Short problem>
Among the lines below, count those with "seed". Give only the number.

+++

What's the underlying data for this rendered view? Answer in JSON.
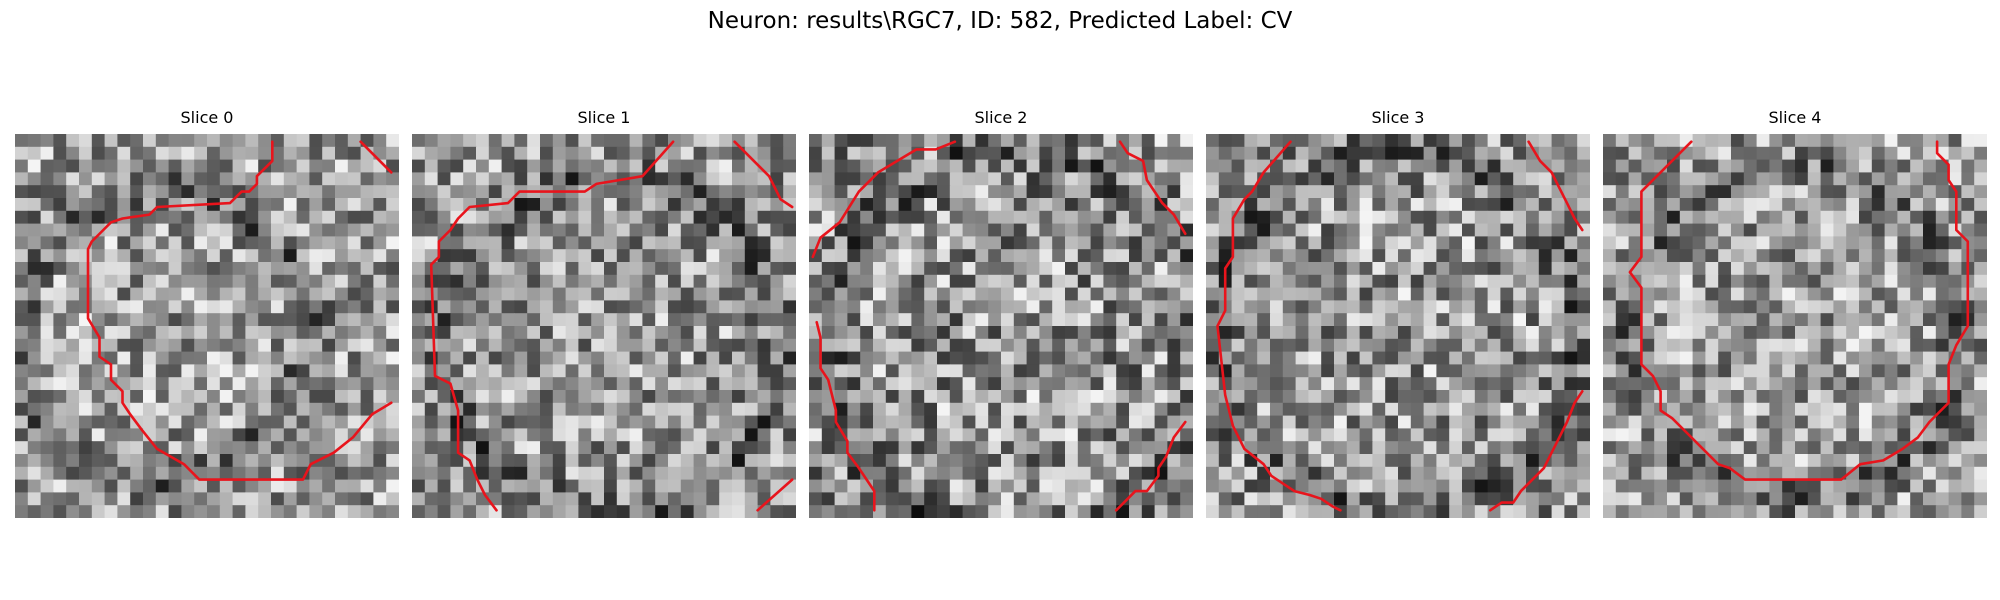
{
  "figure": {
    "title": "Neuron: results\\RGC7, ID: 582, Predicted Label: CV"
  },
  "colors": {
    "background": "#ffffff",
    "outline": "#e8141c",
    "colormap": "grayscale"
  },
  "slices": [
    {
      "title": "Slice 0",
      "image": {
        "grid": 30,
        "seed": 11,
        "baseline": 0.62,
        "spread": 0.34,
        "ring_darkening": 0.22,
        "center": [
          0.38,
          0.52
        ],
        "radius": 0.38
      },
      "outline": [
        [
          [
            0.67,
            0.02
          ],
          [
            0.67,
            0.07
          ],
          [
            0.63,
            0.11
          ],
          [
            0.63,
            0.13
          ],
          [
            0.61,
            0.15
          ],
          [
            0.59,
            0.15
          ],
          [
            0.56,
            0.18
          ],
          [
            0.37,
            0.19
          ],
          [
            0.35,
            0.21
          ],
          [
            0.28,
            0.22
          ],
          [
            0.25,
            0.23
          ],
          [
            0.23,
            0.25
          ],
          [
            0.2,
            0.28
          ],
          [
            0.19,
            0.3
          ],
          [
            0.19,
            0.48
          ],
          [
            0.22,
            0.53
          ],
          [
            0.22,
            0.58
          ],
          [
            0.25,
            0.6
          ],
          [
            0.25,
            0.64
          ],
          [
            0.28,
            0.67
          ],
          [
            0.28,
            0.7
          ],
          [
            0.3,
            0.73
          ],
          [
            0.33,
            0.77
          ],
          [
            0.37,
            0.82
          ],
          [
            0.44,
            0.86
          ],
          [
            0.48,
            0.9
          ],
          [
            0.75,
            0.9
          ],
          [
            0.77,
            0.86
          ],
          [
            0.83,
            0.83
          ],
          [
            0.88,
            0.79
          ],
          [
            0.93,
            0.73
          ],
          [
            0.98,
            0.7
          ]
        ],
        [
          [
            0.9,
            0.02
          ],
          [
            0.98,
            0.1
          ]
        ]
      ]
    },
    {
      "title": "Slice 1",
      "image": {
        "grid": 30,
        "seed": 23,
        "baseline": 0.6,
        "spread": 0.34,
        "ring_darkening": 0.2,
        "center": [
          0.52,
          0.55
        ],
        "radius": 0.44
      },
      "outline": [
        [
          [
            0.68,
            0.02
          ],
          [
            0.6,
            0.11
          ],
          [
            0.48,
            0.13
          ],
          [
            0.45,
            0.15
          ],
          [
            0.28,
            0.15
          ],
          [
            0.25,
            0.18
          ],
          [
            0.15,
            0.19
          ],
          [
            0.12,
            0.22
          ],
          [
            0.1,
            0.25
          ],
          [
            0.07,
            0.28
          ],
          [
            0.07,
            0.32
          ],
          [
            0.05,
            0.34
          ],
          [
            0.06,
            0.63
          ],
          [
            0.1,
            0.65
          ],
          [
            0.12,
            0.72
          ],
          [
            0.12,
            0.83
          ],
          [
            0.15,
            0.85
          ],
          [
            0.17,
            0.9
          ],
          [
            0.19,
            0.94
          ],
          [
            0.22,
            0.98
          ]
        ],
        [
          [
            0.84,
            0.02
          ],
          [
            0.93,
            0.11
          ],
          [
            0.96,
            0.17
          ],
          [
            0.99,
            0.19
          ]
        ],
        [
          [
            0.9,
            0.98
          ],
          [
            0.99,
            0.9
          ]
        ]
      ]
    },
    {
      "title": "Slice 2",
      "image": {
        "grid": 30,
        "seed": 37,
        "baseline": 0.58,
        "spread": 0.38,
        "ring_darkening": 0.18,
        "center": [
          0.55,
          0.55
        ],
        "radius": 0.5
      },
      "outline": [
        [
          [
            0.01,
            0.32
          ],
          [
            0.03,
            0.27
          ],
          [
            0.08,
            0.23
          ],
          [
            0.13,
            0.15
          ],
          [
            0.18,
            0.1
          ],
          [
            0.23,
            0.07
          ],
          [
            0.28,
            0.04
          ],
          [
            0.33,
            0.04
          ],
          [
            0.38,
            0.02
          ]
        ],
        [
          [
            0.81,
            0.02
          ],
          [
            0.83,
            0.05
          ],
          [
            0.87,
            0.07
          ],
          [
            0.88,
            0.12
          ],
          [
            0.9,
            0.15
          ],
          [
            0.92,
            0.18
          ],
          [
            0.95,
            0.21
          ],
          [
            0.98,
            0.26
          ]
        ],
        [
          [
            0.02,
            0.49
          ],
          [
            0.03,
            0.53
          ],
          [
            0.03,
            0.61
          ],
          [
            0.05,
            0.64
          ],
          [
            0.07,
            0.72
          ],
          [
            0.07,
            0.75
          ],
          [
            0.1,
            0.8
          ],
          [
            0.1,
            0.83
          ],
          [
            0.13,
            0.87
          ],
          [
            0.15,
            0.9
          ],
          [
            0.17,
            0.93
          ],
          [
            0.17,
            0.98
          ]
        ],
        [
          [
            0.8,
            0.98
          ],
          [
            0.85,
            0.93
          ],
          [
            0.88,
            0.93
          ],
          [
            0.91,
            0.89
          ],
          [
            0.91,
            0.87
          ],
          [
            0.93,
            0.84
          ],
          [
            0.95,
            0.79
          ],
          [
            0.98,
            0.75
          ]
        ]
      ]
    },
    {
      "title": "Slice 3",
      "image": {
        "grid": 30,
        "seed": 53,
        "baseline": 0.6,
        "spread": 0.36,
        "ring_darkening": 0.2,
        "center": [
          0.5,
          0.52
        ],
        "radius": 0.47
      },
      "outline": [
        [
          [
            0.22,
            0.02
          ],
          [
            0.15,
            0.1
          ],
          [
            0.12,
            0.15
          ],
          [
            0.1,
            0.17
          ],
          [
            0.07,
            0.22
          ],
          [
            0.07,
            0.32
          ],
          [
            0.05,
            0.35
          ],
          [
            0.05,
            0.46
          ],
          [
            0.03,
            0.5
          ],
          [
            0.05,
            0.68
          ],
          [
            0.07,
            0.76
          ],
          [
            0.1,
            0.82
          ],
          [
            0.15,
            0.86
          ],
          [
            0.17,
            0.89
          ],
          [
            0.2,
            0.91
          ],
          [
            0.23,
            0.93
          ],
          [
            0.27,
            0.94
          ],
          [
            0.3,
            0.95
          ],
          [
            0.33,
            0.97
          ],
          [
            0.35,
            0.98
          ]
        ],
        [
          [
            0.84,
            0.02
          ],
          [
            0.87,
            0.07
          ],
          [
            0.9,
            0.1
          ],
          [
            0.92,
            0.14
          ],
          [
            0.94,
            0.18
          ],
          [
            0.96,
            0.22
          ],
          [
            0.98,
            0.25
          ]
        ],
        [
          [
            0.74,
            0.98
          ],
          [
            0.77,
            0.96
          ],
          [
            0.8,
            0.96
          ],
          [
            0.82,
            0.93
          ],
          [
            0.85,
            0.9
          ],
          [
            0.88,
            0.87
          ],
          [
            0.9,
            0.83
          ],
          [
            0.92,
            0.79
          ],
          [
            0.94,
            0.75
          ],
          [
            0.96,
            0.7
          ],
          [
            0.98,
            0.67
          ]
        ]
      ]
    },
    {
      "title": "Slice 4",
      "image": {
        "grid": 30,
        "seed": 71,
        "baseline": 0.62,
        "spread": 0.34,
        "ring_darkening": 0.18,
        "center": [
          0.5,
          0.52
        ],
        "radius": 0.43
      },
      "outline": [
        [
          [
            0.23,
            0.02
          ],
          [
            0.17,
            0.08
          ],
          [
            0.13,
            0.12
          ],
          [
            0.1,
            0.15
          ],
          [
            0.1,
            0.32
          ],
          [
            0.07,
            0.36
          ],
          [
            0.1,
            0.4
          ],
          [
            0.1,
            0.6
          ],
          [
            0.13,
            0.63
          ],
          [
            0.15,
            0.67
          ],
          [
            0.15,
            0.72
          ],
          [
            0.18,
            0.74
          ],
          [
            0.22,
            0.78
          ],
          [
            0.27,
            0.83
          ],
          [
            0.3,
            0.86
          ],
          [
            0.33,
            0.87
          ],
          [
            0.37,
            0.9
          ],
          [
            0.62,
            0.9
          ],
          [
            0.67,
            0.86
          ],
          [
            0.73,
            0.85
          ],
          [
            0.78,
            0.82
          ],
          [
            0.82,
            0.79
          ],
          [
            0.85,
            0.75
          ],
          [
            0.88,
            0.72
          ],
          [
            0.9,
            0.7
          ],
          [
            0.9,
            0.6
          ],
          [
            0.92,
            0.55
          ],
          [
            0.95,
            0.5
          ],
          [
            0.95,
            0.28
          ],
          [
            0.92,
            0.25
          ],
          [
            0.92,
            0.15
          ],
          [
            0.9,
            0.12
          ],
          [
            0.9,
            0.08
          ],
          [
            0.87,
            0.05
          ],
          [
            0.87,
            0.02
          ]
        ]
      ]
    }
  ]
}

+++

Written solution>
5